- _Task_: Find each line with the string "植草一秀の" and report it.

+++

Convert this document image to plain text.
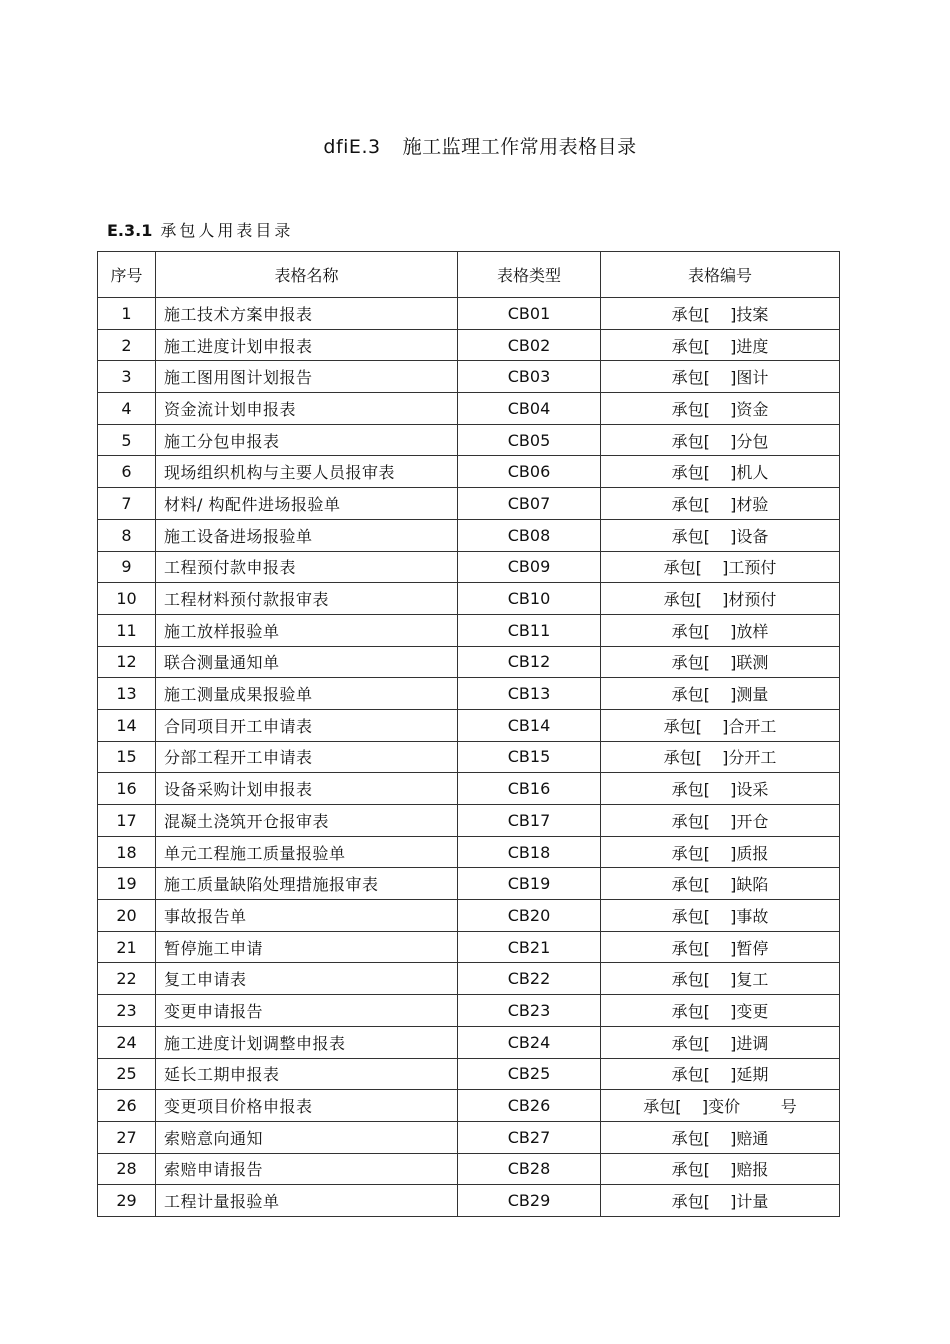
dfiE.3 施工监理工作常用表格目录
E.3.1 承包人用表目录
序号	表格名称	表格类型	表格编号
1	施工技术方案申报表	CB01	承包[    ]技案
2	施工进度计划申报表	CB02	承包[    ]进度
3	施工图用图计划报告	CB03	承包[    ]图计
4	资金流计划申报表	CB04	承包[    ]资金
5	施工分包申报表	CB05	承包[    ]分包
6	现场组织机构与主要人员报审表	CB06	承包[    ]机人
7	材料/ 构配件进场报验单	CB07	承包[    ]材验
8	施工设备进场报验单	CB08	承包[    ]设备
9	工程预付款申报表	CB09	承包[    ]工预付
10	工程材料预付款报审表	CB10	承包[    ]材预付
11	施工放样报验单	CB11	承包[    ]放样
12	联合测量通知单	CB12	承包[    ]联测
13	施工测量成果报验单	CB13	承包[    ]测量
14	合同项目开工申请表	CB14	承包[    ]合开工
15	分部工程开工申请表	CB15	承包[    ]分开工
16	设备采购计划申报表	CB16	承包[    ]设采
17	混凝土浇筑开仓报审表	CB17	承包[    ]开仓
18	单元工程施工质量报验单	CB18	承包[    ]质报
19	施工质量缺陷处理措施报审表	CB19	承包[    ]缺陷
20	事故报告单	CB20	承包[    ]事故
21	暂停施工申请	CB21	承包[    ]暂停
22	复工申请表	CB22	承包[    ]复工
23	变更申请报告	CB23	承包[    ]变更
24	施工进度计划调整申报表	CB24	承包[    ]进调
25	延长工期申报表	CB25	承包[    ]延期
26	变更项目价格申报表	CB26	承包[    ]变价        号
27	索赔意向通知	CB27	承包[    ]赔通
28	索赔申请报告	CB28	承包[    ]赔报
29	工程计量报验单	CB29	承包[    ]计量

+++

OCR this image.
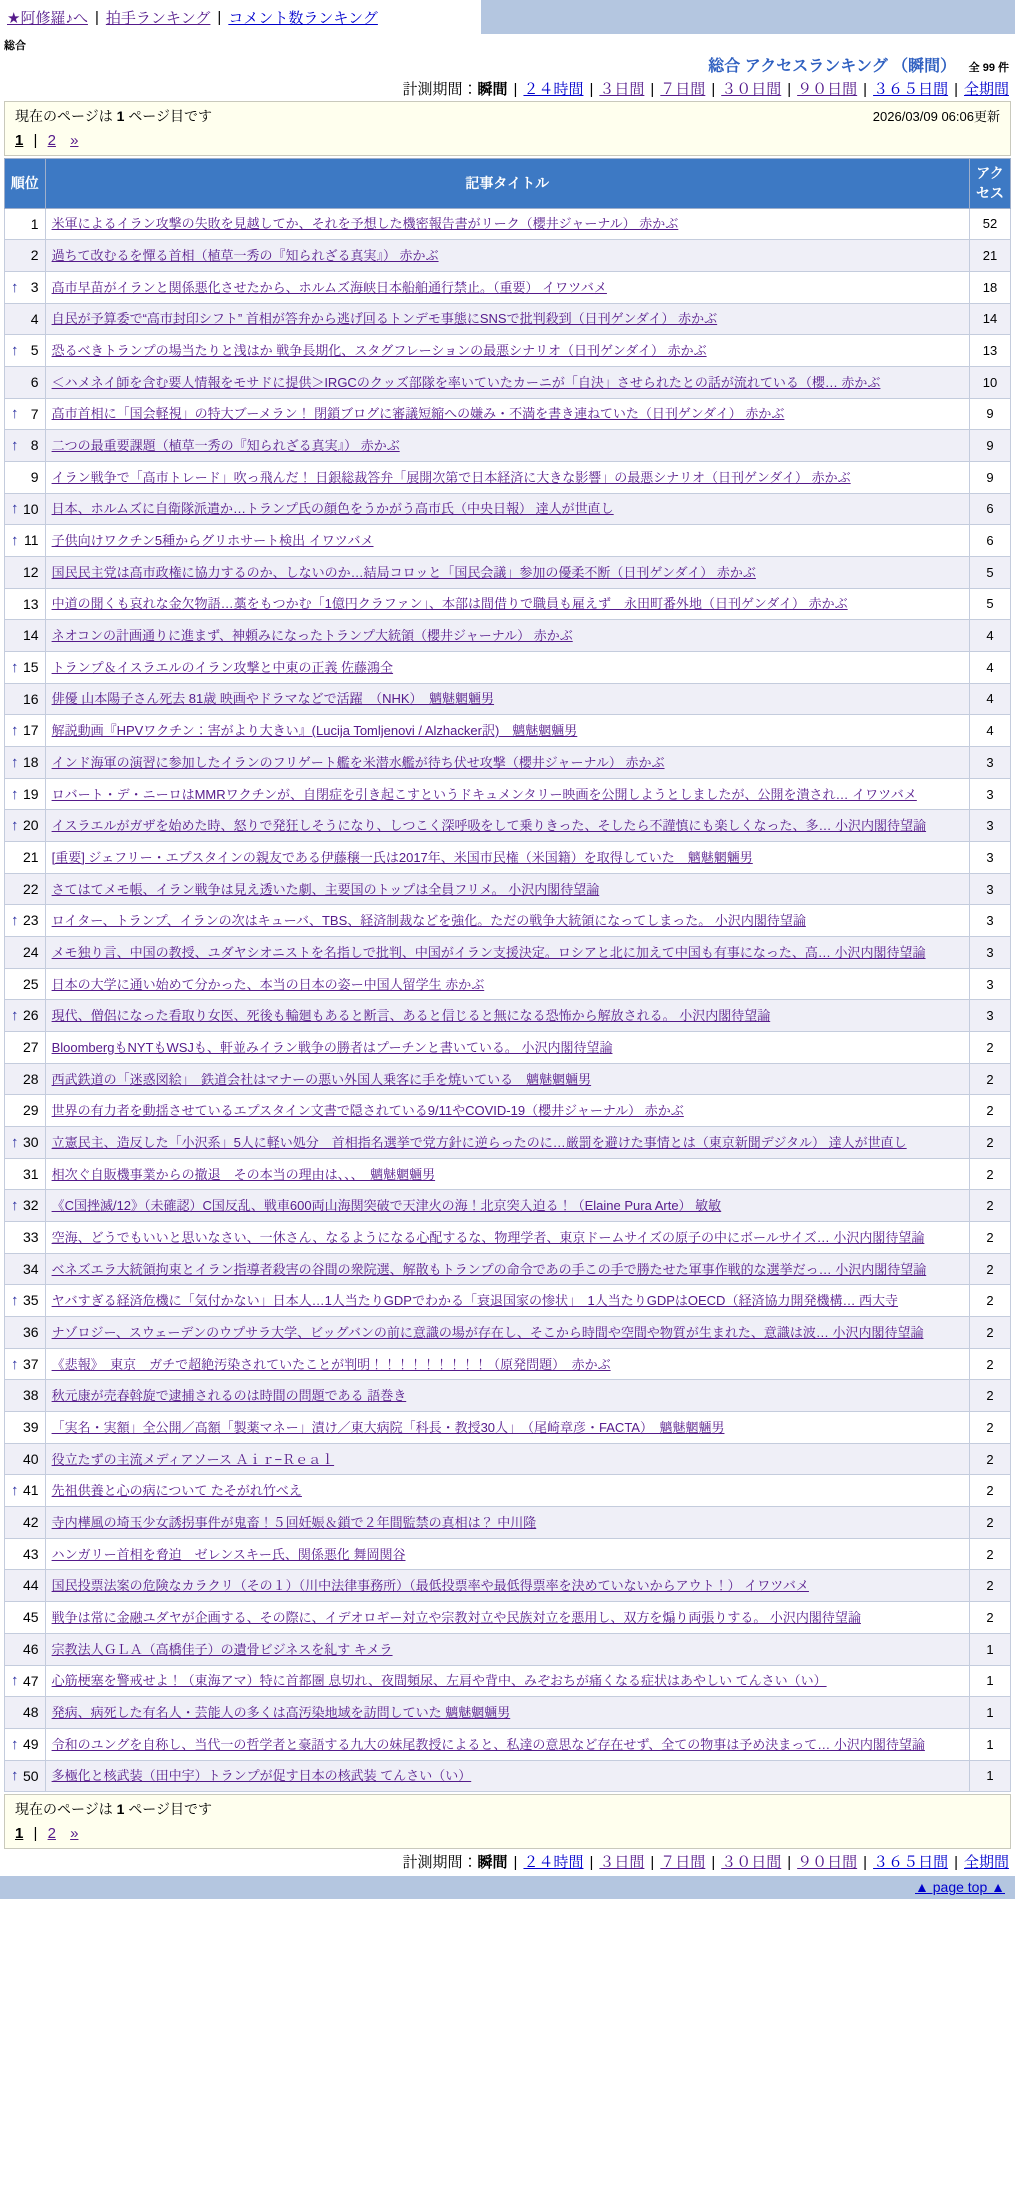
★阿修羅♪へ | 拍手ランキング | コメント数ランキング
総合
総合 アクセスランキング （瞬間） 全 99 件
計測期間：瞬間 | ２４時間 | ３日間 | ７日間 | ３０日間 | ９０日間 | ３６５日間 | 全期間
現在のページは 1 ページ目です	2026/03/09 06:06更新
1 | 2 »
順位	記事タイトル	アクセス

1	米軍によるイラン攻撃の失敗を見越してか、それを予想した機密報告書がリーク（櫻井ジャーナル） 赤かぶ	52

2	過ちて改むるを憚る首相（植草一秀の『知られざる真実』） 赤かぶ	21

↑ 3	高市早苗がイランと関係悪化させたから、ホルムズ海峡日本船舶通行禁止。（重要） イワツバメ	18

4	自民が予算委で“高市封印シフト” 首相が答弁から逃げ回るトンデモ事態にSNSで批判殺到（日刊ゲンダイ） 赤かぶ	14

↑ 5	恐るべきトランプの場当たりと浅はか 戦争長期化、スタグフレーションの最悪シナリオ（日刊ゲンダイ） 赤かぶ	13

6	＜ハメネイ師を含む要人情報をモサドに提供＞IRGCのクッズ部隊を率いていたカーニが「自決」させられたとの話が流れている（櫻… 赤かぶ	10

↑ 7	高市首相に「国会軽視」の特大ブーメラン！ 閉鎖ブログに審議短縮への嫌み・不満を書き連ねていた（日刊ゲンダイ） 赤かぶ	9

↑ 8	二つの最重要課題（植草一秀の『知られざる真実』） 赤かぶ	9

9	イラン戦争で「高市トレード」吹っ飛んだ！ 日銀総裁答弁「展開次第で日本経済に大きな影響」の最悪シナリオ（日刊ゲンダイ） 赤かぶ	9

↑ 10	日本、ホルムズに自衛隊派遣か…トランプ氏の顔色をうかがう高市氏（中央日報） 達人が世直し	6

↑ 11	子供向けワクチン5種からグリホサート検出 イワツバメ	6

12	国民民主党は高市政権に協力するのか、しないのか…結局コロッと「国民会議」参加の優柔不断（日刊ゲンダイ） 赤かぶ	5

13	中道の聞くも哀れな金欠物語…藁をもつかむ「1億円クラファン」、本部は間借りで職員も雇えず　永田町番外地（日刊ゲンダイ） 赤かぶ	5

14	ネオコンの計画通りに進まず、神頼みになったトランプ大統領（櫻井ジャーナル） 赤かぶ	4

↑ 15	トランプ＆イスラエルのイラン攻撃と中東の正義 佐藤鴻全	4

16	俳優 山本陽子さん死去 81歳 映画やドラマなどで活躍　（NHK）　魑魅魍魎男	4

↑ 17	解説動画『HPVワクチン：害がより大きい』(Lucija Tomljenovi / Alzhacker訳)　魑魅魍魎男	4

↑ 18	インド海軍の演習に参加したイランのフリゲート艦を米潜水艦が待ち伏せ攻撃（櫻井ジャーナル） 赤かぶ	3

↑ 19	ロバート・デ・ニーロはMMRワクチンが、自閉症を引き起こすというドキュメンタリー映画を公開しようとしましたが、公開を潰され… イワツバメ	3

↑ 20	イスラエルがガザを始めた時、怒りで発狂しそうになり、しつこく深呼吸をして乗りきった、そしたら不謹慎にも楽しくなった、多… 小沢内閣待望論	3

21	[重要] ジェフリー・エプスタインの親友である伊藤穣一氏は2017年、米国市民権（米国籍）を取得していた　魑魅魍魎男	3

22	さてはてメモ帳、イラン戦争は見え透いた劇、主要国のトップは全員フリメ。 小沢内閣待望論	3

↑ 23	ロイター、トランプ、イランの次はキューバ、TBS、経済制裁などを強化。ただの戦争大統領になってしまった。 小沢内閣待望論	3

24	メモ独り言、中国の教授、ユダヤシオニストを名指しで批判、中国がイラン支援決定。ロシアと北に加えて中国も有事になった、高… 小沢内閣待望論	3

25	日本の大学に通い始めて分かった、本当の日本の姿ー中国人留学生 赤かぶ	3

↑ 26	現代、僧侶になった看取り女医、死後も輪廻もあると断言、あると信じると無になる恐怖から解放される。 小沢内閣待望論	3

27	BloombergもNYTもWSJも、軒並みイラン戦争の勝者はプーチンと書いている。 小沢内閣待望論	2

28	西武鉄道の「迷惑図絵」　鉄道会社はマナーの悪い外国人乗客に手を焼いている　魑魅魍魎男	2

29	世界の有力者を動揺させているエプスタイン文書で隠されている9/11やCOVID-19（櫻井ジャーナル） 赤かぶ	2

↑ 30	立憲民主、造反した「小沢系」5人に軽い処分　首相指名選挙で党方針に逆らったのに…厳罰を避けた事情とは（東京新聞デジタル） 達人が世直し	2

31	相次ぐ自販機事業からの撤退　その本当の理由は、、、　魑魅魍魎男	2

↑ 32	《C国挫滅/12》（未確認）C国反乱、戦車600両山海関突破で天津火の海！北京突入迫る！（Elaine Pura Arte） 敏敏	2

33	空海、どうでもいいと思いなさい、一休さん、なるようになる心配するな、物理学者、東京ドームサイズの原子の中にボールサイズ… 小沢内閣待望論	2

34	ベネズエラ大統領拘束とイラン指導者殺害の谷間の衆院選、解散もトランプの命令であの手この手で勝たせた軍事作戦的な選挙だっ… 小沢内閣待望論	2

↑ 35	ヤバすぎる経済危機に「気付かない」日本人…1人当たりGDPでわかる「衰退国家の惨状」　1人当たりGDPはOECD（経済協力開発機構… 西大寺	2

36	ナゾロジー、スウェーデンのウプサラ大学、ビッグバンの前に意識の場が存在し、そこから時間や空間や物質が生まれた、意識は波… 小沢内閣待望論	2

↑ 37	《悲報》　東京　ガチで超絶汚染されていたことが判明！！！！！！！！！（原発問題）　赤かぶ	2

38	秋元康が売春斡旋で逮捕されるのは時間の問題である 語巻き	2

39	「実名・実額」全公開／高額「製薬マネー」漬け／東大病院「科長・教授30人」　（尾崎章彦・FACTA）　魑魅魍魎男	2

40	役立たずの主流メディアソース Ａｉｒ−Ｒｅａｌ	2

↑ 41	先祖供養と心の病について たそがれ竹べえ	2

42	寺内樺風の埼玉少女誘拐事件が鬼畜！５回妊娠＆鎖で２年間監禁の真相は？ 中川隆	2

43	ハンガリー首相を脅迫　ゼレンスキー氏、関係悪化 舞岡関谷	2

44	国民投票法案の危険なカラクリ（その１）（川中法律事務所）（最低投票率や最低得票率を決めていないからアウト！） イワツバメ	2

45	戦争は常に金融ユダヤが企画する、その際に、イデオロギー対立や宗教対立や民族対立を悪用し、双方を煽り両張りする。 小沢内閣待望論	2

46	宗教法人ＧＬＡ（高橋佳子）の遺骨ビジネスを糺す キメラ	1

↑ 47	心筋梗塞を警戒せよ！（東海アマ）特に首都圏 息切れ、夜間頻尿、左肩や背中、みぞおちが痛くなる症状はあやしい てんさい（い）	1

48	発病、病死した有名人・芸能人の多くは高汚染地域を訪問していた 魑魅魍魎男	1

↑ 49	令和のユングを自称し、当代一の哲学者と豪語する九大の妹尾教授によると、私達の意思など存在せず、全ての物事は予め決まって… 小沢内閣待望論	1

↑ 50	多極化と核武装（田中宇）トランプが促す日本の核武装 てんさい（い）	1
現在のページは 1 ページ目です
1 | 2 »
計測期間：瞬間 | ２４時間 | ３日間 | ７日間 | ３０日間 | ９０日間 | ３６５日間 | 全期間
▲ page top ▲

+++

- _The answer_:
2	過ちて改むるを憚る首相（植草一秀の『知られざる真実』） 赤かぶ	21
↑ 8	二つの最重要課題（植草一秀の『知られざる真実』） 赤かぶ	9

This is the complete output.